Extracted records:
<<<<

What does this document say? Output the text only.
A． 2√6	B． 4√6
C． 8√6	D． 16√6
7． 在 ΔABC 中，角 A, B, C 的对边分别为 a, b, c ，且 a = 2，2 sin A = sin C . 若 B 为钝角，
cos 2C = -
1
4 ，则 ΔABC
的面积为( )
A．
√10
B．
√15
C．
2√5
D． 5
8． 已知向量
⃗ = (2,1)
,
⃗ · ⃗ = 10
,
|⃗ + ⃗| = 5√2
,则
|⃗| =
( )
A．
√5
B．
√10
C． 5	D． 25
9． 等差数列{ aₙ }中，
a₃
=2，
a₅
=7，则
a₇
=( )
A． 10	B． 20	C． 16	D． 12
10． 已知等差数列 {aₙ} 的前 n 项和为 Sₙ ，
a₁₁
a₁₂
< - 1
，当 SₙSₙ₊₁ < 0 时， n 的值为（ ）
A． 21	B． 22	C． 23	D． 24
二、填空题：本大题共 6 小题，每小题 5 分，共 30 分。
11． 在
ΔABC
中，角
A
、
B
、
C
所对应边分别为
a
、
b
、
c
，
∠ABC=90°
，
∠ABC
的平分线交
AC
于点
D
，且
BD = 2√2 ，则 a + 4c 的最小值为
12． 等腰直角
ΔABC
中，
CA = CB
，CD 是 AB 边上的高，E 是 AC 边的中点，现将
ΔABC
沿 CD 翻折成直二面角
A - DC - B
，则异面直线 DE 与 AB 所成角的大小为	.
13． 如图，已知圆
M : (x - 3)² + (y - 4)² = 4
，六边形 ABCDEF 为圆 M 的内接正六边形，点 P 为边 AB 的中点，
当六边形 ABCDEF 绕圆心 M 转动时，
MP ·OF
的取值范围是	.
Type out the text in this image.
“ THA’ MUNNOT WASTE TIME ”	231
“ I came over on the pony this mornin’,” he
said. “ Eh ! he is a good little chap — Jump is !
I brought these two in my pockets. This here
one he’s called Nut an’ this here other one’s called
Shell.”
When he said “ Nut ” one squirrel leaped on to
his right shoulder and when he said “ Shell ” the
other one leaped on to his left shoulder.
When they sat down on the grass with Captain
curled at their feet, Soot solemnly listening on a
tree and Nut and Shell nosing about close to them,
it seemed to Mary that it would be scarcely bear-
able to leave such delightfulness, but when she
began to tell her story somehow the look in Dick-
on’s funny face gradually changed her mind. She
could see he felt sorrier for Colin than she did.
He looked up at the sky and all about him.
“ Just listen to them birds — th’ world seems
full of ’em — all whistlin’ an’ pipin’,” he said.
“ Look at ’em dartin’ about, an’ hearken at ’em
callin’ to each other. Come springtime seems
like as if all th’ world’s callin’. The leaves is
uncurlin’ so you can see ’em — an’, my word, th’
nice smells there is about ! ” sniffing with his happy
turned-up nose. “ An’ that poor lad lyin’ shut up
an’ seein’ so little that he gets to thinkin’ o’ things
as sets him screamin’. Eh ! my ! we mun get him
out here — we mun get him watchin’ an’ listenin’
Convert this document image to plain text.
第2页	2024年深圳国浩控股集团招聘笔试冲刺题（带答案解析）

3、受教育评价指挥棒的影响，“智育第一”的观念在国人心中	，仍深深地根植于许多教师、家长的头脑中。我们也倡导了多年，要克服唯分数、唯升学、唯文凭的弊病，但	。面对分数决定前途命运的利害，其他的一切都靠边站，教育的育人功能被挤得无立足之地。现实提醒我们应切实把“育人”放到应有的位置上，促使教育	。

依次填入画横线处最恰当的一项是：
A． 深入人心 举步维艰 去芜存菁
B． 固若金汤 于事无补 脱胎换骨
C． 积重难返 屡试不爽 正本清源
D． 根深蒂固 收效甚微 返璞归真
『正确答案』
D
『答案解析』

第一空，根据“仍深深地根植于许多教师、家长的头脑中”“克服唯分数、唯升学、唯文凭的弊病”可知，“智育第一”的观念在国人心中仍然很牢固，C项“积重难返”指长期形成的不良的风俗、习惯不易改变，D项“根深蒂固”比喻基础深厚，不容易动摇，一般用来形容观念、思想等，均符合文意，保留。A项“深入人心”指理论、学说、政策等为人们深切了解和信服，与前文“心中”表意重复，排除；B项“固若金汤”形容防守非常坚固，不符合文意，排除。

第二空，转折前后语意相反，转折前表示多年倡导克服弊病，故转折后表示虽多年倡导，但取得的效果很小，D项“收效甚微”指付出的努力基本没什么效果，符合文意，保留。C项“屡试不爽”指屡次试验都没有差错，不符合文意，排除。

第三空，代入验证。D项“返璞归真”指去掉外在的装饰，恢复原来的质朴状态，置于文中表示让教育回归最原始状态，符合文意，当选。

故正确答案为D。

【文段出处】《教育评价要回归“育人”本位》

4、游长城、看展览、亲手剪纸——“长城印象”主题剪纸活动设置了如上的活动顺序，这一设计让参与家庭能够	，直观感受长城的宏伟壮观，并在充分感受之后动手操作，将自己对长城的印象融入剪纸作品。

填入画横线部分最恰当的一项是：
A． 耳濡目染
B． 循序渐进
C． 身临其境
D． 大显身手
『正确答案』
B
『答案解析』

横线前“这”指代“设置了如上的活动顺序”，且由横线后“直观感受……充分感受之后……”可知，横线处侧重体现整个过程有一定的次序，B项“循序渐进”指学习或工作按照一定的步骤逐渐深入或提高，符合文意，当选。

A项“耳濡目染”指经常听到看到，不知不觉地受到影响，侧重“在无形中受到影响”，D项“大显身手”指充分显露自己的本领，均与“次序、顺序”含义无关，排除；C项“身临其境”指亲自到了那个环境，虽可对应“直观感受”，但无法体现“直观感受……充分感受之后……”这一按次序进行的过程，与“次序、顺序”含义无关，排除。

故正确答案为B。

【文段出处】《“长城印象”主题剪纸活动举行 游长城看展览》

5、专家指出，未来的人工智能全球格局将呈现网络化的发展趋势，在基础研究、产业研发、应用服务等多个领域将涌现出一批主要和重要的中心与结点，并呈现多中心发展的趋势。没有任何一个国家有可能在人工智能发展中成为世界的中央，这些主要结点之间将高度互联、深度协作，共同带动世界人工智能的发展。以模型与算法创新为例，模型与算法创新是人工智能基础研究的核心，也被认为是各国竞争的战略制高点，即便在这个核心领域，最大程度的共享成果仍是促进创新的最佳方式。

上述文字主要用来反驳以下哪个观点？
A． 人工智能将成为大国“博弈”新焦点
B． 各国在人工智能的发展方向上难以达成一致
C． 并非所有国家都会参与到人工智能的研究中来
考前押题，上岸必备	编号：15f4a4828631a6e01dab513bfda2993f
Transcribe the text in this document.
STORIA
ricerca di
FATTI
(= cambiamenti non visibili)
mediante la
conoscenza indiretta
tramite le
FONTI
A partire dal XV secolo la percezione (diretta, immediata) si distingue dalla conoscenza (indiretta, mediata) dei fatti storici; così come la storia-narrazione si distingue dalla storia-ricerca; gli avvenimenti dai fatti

>>>>

Print the line containing "Transcribe the text in this document." and every line after it to the end of the records above, exactly as written, and nothing else.

Transcribe the text in this document.
STORIA
ricerca di
FATTI
(= cambiamenti non visibili)
mediante la
conoscenza indiretta
tramite le
FONTI
A partire dal XV secolo la percezione (diretta, immediata) si distingue dalla conoscenza (indiretta, mediata) dei fatti storici; così come la storia-narrazione si distingue dalla storia-ricerca; gli avvenimenti dai fatti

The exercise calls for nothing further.